DATA RECORDS:

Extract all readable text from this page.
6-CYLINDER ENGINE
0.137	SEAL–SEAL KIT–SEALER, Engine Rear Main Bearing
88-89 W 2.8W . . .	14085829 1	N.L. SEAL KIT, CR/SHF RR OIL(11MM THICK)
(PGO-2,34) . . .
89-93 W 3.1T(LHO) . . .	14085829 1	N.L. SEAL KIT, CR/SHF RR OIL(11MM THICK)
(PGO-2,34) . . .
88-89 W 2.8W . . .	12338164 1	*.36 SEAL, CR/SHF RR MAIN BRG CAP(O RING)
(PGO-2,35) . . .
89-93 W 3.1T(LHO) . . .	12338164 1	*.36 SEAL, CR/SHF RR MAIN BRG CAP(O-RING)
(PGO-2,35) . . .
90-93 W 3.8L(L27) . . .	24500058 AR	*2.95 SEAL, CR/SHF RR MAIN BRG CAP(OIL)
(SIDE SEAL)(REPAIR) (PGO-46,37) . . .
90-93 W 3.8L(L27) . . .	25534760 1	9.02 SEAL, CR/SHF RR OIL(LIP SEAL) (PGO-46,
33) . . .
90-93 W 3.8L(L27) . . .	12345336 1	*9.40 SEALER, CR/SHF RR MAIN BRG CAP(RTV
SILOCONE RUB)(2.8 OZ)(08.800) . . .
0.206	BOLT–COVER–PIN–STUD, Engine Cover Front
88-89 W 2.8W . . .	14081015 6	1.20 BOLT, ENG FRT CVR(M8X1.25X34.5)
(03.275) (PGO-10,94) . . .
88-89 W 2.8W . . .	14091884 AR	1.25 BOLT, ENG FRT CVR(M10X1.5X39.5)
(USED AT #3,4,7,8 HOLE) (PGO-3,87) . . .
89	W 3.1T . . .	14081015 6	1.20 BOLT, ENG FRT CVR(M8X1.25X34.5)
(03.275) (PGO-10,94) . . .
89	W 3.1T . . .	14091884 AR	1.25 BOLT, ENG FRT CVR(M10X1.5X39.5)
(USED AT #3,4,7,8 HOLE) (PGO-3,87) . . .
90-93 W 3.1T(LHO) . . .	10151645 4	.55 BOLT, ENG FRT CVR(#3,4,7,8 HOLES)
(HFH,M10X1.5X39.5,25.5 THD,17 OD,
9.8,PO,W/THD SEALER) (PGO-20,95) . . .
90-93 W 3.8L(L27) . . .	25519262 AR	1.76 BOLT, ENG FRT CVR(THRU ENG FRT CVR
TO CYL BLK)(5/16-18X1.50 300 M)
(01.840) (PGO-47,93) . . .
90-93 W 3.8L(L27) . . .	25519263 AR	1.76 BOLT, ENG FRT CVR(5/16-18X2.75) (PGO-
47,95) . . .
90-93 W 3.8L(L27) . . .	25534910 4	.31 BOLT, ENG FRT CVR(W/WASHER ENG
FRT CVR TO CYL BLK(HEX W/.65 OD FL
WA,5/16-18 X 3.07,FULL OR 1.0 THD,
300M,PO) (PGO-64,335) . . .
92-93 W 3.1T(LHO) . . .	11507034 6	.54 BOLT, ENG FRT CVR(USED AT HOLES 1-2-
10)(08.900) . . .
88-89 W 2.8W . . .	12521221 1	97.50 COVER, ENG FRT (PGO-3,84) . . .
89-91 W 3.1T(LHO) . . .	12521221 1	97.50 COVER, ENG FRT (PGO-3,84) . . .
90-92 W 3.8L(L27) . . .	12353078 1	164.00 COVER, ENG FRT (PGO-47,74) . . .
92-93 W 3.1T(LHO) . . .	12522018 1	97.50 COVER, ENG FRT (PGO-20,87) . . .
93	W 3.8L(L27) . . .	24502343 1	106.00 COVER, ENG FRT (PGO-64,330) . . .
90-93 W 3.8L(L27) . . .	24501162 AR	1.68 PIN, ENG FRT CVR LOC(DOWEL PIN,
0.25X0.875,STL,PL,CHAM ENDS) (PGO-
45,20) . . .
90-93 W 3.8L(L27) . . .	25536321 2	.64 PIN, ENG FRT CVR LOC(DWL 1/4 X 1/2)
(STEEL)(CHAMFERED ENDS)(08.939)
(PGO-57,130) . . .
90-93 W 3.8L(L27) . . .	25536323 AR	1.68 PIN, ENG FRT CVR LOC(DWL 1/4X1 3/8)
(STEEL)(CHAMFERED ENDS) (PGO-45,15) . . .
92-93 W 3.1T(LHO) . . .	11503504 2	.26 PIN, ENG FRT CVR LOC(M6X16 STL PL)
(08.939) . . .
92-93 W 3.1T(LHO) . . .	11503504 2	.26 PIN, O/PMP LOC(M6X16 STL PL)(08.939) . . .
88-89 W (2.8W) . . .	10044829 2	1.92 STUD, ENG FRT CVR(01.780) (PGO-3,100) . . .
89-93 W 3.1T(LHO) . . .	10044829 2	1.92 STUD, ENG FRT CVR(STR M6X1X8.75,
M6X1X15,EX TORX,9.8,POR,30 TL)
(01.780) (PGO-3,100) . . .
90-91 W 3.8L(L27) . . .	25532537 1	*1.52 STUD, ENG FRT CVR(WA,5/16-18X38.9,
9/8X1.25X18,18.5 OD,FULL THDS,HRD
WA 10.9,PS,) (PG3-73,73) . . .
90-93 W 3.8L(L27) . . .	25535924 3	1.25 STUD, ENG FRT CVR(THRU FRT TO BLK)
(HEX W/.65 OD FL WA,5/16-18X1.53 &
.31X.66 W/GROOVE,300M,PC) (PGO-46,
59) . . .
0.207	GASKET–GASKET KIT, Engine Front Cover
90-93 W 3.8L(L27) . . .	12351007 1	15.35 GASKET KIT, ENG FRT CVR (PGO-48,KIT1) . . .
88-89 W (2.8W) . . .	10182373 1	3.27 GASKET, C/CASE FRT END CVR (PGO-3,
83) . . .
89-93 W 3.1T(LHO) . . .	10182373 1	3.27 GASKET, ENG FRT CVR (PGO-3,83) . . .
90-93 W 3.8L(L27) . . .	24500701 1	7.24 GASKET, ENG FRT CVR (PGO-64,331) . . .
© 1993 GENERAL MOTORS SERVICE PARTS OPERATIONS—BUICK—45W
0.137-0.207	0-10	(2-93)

SET TASK: Pull out all lines containing "Front".

TASK OUTPUT:
0.206	BOLT–COVER–PIN–STUD, Engine Cover Front
0.207	GASKET–GASKET KIT, Engine Front Cover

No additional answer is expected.